__Task statement__:
Copy out all lines with the word "construcción" in them.
— START —
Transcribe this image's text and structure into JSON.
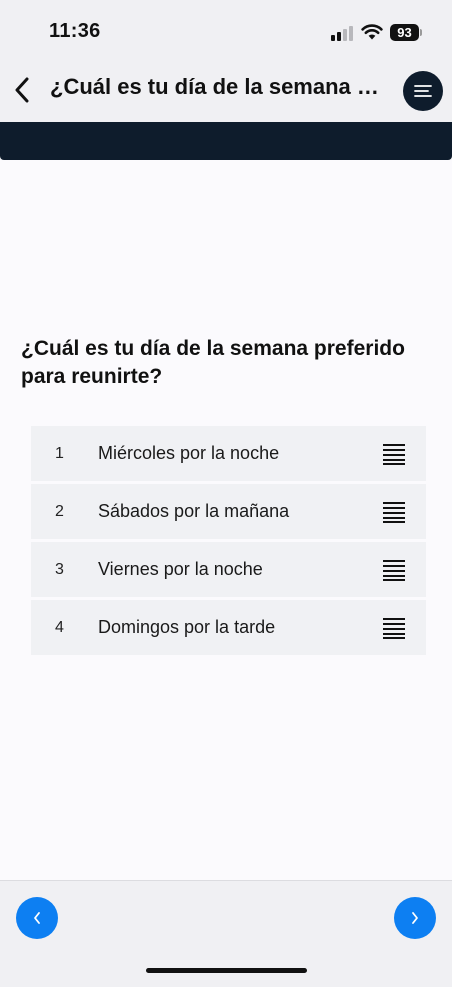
{
  "status_bar": {
    "time": "11:36",
    "battery": "93",
    "icons": [
      "signal-icon",
      "wifi-icon",
      "battery-icon"
    ]
  },
  "nav": {
    "back_icon": "chevron-left-icon",
    "title": "¿Cuál es tu día de la semana preferido para reunirte?",
    "menu_icon": "menu-icon"
  },
  "question": "¿Cuál es tu día de la semana preferido para reunirte?",
  "options": [
    {
      "rank": "1",
      "label": "Miércoles por la noche"
    },
    {
      "rank": "2",
      "label": "Sábados por la mañana"
    },
    {
      "rank": "3",
      "label": "Viernes por la noche"
    },
    {
      "rank": "4",
      "label": "Domingos por la tarde"
    }
  ],
  "footer": {
    "prev_icon": "chevron-left-icon",
    "next_icon": "chevron-right-icon"
  },
  "colors": {
    "accent": "#0d7ff2",
    "header_dark": "#0e1c2c",
    "background": "#f0f0f3",
    "content_background": "#fbfafd",
    "option_background": "#f0f1f4"
  }
}
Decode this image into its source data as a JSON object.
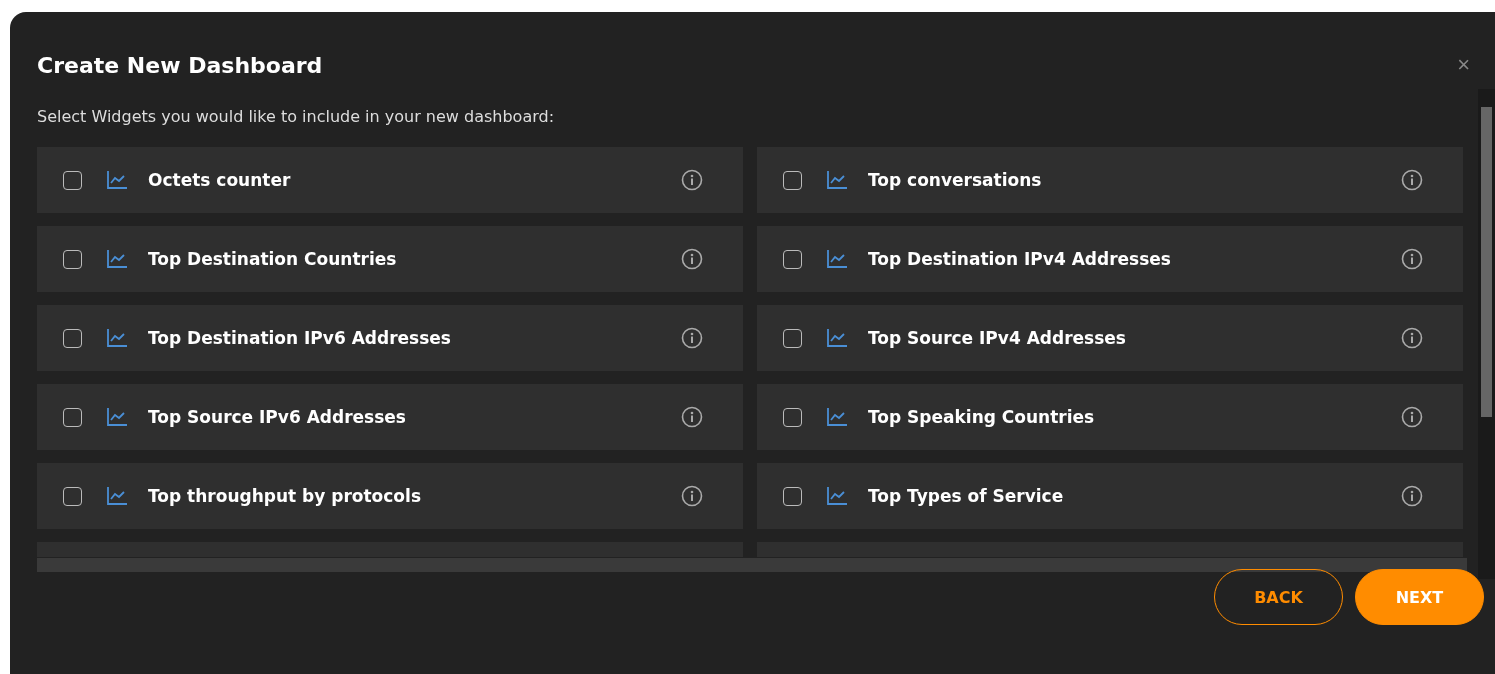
{
  "dialog": {
    "title": "Create New Dashboard",
    "close": "×",
    "instruction": "Select Widgets you would like to include in your new dashboard:"
  },
  "widgets": [
    {
      "label": "Octets counter",
      "checked": false
    },
    {
      "label": "Top conversations",
      "checked": false
    },
    {
      "label": "Top Destination Countries",
      "checked": false
    },
    {
      "label": "Top Destination IPv4 Addresses",
      "checked": false
    },
    {
      "label": "Top Destination IPv6 Addresses",
      "checked": false
    },
    {
      "label": "Top Source IPv4 Addresses",
      "checked": false
    },
    {
      "label": "Top Source IPv6 Addresses",
      "checked": false
    },
    {
      "label": "Top Speaking Countries",
      "checked": false
    },
    {
      "label": "Top throughput by protocols",
      "checked": false
    },
    {
      "label": "Top Types of Service",
      "checked": false
    }
  ],
  "buttons": [
    {
      "label": "BACK",
      "kind": "outline"
    },
    {
      "label": "NEXT",
      "kind": "filled"
    }
  ]
}
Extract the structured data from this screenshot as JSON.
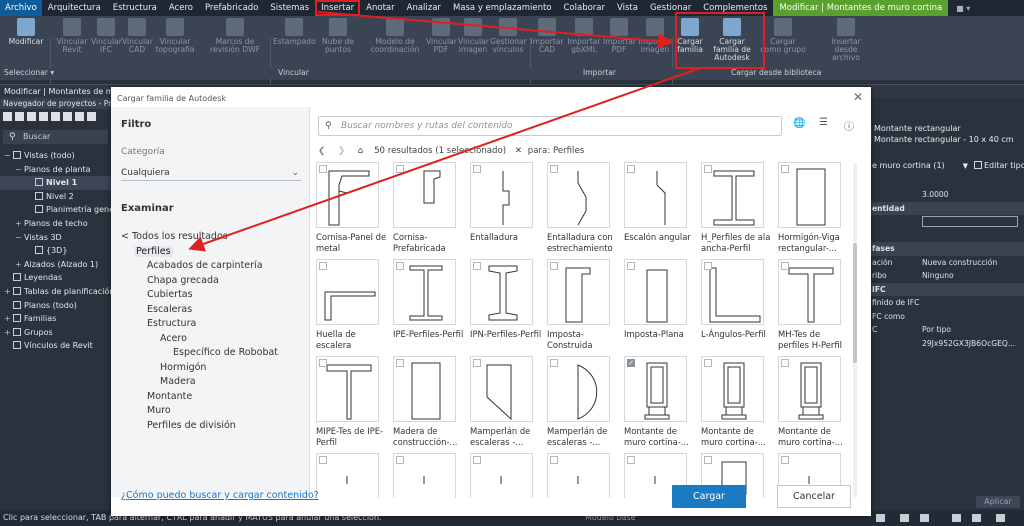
{
  "menu": [
    "Archivo",
    "Arquitectura",
    "Estructura",
    "Acero",
    "Prefabricado",
    "Sistemas",
    "Insertar",
    "Anotar",
    "Analizar",
    "Masa y emplazamiento",
    "Colaborar",
    "Vista",
    "Gestionar",
    "Complementos",
    "Modificar | Montantes de muro cortina"
  ],
  "ribbon": {
    "buttons": [
      "Modificar",
      "Vincular Revit",
      "Vincular IFC",
      "Vincular CAD",
      "Vincular topografía",
      "Marcos de revisión DWF",
      "Estampado",
      "Nube de puntos",
      "Modelo de coordinación",
      "Vincular PDF",
      "Vincular imagen",
      "Gestionar vínculos",
      "Importar CAD",
      "Importar gbXML",
      "Importar PDF",
      "Importar imagen",
      "Cargar familia",
      "Cargar familia de Autodesk",
      "Cargar como grupo",
      "Insertar desde archivo"
    ],
    "panels": [
      "Seleccionar",
      "Vincular",
      "Importar",
      "Cargar desde biblioteca"
    ]
  },
  "context_bar": "Modificar | Montantes de muro",
  "browser": {
    "title": "Navegador de proyectos - Proy",
    "search_placeholder": "Buscar",
    "tree": [
      {
        "t": "−",
        "label": "Vistas (todo)",
        "lvl": 0
      },
      {
        "t": "−",
        "label": "Planos de planta",
        "lvl": 1
      },
      {
        "t": "",
        "label": "Nivel 1",
        "lvl": 2,
        "sel": true
      },
      {
        "t": "",
        "label": "Nivel 2",
        "lvl": 2
      },
      {
        "t": "",
        "label": "Planimetría gener",
        "lvl": 2
      },
      {
        "t": "+",
        "label": "Planos de techo",
        "lvl": 1
      },
      {
        "t": "−",
        "label": "Vistas 3D",
        "lvl": 1
      },
      {
        "t": "",
        "label": "{3D}",
        "lvl": 2
      },
      {
        "t": "+",
        "label": "Alzados (Alzado 1)",
        "lvl": 1
      },
      {
        "t": "",
        "label": "Leyendas",
        "lvl": 0
      },
      {
        "t": "+",
        "label": "Tablas de planificación/c",
        "lvl": 0
      },
      {
        "t": "",
        "label": "Planos (todo)",
        "lvl": 0
      },
      {
        "t": "+",
        "label": "Familias",
        "lvl": 0
      },
      {
        "t": "+",
        "label": "Grupos",
        "lvl": 0
      },
      {
        "t": "",
        "label": "Vínculos de Revit",
        "lvl": 0
      }
    ]
  },
  "properties": {
    "type_name": "Montante rectangular",
    "type_sub": "Montante rectangular - 10 x 40 cm",
    "selector": "e muro cortina (1)",
    "edit_type": "Editar tipo",
    "rows": [
      {
        "k": "",
        "v": "3.0000",
        "hd": false
      },
      {
        "k": "entidad",
        "v": "",
        "hd": true
      },
      {
        "k": "",
        "v": "",
        "hd": false
      },
      {
        "k": "",
        "v": "",
        "hd": false
      },
      {
        "k": "fases",
        "v": "",
        "hd": true
      },
      {
        "k": "ación",
        "v": "Nueva construcción",
        "hd": false
      },
      {
        "k": "ribo",
        "v": "Ninguno",
        "hd": false
      },
      {
        "k": "IFC",
        "v": "",
        "hd": true
      },
      {
        "k": "finido de IFC",
        "v": "",
        "hd": false
      },
      {
        "k": "FC como",
        "v": "",
        "hd": false
      },
      {
        "k": "C",
        "v": "Por tipo",
        "hd": false
      },
      {
        "k": "",
        "v": "29Jx952GX3JB6OcGEQ...",
        "hd": false
      }
    ],
    "apply": "Aplicar"
  },
  "statusbar": {
    "text": "Clic para seleccionar, TAB para alternar, CTRL para añadir y MAYÚS para anular una selección.",
    "model": "Modelo base"
  },
  "dialog": {
    "title": "Cargar familia de Autodesk",
    "filter_heading": "Filtro",
    "category_label": "Categoría",
    "category_value": "Cualquiera",
    "browse_heading": "Examinar",
    "nav": [
      {
        "label": "< Todos los resultados",
        "lvl": 0
      },
      {
        "label": "Perfiles",
        "lvl": 1
      },
      {
        "label": "Acabados de carpintería",
        "lvl": 2
      },
      {
        "label": "Chapa grecada",
        "lvl": 2
      },
      {
        "label": "Cubiertas",
        "lvl": 2
      },
      {
        "label": "Escaleras",
        "lvl": 2
      },
      {
        "label": "Estructura",
        "lvl": 2
      },
      {
        "label": "Acero",
        "lvl": 3
      },
      {
        "label": "Específico de Robobat",
        "lvl": 4
      },
      {
        "label": "Hormigón",
        "lvl": 3
      },
      {
        "label": "Madera",
        "lvl": 3
      },
      {
        "label": "Montante",
        "lvl": 2
      },
      {
        "label": "Muro",
        "lvl": 2
      },
      {
        "label": "Perfiles de división",
        "lvl": 2
      }
    ],
    "search_placeholder": "Buscar nombres y rutas del contenido",
    "results": "50 resultados (1 seleccionado)",
    "results_for": "para: Perfiles",
    "help_link": "¿Cómo puedo buscar y cargar contenido?",
    "load_button": "Cargar",
    "cancel_button": "Cancelar",
    "tiles": [
      {
        "label": "Cornisa-Panel de metal",
        "shape": "cornice1",
        "checked": false
      },
      {
        "label": "Cornisa-Prefabricada",
        "shape": "cornice2",
        "checked": false
      },
      {
        "label": "Entalladura",
        "shape": "notch",
        "checked": false
      },
      {
        "label": "Entalladura con estrechamiento",
        "shape": "notch2",
        "checked": false
      },
      {
        "label": "Escalón angular",
        "shape": "step",
        "checked": false
      },
      {
        "label": "H_Perfiles de ala ancha-Perfil",
        "shape": "hbeam",
        "checked": false
      },
      {
        "label": "Hormigón-Viga rectangular-...",
        "shape": "rect",
        "checked": false
      },
      {
        "label": "Huella de escalera",
        "shape": "tread",
        "checked": false
      },
      {
        "label": "IPE-Perfiles-Perfil",
        "shape": "ibeam",
        "checked": false
      },
      {
        "label": "IPN-Perfiles-Perfil",
        "shape": "ibeam2",
        "checked": false
      },
      {
        "label": "Imposta-Construida",
        "shape": "imposta",
        "checked": false
      },
      {
        "label": "Imposta-Plana",
        "shape": "imposta2",
        "checked": false
      },
      {
        "label": "L-Ángulos-Perfil",
        "shape": "angle",
        "checked": false
      },
      {
        "label": "MH-Tes de perfiles H-Perfil",
        "shape": "tee",
        "checked": false
      },
      {
        "label": "MIPE-Tes de IPE-Perfil",
        "shape": "tee2",
        "checked": false
      },
      {
        "label": "Madera de construcción-...",
        "shape": "wood",
        "checked": false
      },
      {
        "label": "Mamperlán de escaleras -...",
        "shape": "nosing",
        "checked": false
      },
      {
        "label": "Mamperlán de escaleras -...",
        "shape": "nosing2",
        "checked": false
      },
      {
        "label": "Montante de muro cortina-...",
        "shape": "mullion",
        "checked": true
      },
      {
        "label": "Montante de muro cortina-...",
        "shape": "mullion",
        "checked": false
      },
      {
        "label": "Montante de muro cortina-...",
        "shape": "mullion",
        "checked": false
      },
      {
        "label": "",
        "shape": "partial",
        "checked": false
      },
      {
        "label": "",
        "shape": "partial",
        "checked": false
      },
      {
        "label": "",
        "shape": "partial",
        "checked": false
      },
      {
        "label": "",
        "shape": "partial",
        "checked": false
      },
      {
        "label": "",
        "shape": "partial",
        "checked": false
      },
      {
        "label": "",
        "shape": "partialsq",
        "checked": false
      },
      {
        "label": "",
        "shape": "partial",
        "checked": false
      }
    ]
  },
  "colors": {
    "accent": "#1a7bc4",
    "annotation": "#e02020",
    "context_tab": "#5aa02c"
  }
}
— END —
__Worked answer__:
        "v": "Nueva construcción",
        "label": "Madera de construcción-...",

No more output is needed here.